= Dataset excerpts =
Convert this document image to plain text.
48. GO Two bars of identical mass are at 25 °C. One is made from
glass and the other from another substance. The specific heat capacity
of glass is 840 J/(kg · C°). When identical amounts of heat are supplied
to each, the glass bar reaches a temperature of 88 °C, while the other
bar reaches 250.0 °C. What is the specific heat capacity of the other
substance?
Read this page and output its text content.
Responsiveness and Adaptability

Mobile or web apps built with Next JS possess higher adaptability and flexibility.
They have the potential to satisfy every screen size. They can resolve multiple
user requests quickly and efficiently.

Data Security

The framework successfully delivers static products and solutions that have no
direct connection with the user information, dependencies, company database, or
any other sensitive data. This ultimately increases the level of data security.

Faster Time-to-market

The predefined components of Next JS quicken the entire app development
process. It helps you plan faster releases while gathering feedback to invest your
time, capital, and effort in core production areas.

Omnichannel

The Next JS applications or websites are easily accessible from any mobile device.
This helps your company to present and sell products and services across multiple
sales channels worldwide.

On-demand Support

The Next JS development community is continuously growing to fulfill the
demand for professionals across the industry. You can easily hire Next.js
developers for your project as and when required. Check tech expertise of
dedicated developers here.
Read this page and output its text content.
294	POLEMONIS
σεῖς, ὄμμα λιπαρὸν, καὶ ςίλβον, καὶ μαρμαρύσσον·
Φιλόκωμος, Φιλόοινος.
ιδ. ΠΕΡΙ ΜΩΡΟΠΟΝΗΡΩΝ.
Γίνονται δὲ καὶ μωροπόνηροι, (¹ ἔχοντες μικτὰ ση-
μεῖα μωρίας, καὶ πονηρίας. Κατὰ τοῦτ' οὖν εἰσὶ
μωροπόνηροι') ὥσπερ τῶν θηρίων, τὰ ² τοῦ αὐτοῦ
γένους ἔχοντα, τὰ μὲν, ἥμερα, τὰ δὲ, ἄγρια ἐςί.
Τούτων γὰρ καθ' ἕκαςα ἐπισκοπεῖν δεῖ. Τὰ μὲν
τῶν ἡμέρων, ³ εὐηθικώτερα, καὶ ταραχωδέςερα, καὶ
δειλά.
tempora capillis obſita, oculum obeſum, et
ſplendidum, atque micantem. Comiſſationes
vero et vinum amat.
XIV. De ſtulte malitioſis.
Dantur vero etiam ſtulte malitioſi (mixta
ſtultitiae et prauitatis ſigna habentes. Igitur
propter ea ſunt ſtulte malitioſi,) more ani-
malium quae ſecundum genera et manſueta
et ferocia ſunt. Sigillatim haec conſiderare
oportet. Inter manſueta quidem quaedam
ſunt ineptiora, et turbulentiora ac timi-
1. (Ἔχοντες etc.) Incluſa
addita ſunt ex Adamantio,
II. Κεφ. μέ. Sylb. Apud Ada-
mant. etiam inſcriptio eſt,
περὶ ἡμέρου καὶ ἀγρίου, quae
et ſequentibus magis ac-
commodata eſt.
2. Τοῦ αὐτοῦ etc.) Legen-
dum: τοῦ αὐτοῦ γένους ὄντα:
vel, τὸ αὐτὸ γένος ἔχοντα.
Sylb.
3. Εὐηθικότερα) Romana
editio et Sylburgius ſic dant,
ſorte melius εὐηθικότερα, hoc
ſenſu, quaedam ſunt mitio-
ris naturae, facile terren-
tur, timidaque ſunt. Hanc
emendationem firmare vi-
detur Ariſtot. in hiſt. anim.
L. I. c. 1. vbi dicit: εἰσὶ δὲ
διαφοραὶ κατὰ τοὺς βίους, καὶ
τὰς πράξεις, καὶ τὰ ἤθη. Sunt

= Job =
Recopy the entries above in their entirety, exactly.

= Answer for this exercise =
Convert this document image to plain text.
48. GO Two bars of identical mass are at 25 °C. One is made from
glass and the other from another substance. The specific heat capacity
of glass is 840 J/(kg · C°). When identical amounts of heat are supplied
to each, the glass bar reaches a temperature of 88 °C, while the other
bar reaches 250.0 °C. What is the specific heat capacity of the other
substance?
Read this page and output its text content.
Responsiveness and Adaptability

Mobile or web apps built with Next JS possess higher adaptability and flexibility.
They have the potential to satisfy every screen size. They can resolve multiple
user requests quickly and efficiently.

Data Security

The framework successfully delivers static products and solutions that have no
direct connection with the user information, dependencies, company database, or
any other sensitive data. This ultimately increases the level of data security.

Faster Time-to-market

The predefined components of Next JS quicken the entire app development
process. It helps you plan faster releases while gathering feedback to invest your
time, capital, and effort in core production areas.

Omnichannel

The Next JS applications or websites are easily accessible from any mobile device.
This helps your company to present and sell products and services across multiple
sales channels worldwide.

On-demand Support

The Next JS development community is continuously growing to fulfill the
demand for professionals across the industry. You can easily hire Next.js
developers for your project as and when required. Check tech expertise of
dedicated developers here.
Read this page and output its text content.
294	POLEMONIS
σεῖς, ὄμμα λιπαρὸν, καὶ ςίλβον, καὶ μαρμαρύσσον·
Φιλόκωμος, Φιλόοινος.
ιδ. ΠΕΡΙ ΜΩΡΟΠΟΝΗΡΩΝ.
Γίνονται δὲ καὶ μωροπόνηροι, (¹ ἔχοντες μικτὰ ση-
μεῖα μωρίας, καὶ πονηρίας. Κατὰ τοῦτ' οὖν εἰσὶ
μωροπόνηροι') ὥσπερ τῶν θηρίων, τὰ ² τοῦ αὐτοῦ
γένους ἔχοντα, τὰ μὲν, ἥμερα, τὰ δὲ, ἄγρια ἐςί.
Τούτων γὰρ καθ' ἕκαςα ἐπισκοπεῖν δεῖ. Τὰ μὲν
τῶν ἡμέρων, ³ εὐηθικώτερα, καὶ ταραχωδέςερα, καὶ
δειλά.
tempora capillis obſita, oculum obeſum, et
ſplendidum, atque micantem. Comiſſationes
vero et vinum amat.
XIV. De ſtulte malitioſis.
Dantur vero etiam ſtulte malitioſi (mixta
ſtultitiae et prauitatis ſigna habentes. Igitur
propter ea ſunt ſtulte malitioſi,) more ani-
malium quae ſecundum genera et manſueta
et ferocia ſunt. Sigillatim haec conſiderare
oportet. Inter manſueta quidem quaedam
ſunt ineptiora, et turbulentiora ac timi-
1. (Ἔχοντες etc.) Incluſa
addita ſunt ex Adamantio,
II. Κεφ. μέ. Sylb. Apud Ada-
mant. etiam inſcriptio eſt,
περὶ ἡμέρου καὶ ἀγρίου, quae
et ſequentibus magis ac-
commodata eſt.
2. Τοῦ αὐτοῦ etc.) Legen-
dum: τοῦ αὐτοῦ γένους ὄντα:
vel, τὸ αὐτὸ γένος ἔχοντα.
Sylb.
3. Εὐηθικότερα) Romana
editio et Sylburgius ſic dant,
ſorte melius εὐηθικότερα, hoc
ſenſu, quaedam ſunt mitio-
ris naturae, facile terren-
tur, timidaque ſunt. Hanc
emendationem firmare vi-
detur Ariſtot. in hiſt. anim.
L. I. c. 1. vbi dicit: εἰσὶ δὲ
διαφοραὶ κατὰ τοὺς βίους, καὶ
τὰς πράξεις, καὶ τὰ ἤθη. Sunt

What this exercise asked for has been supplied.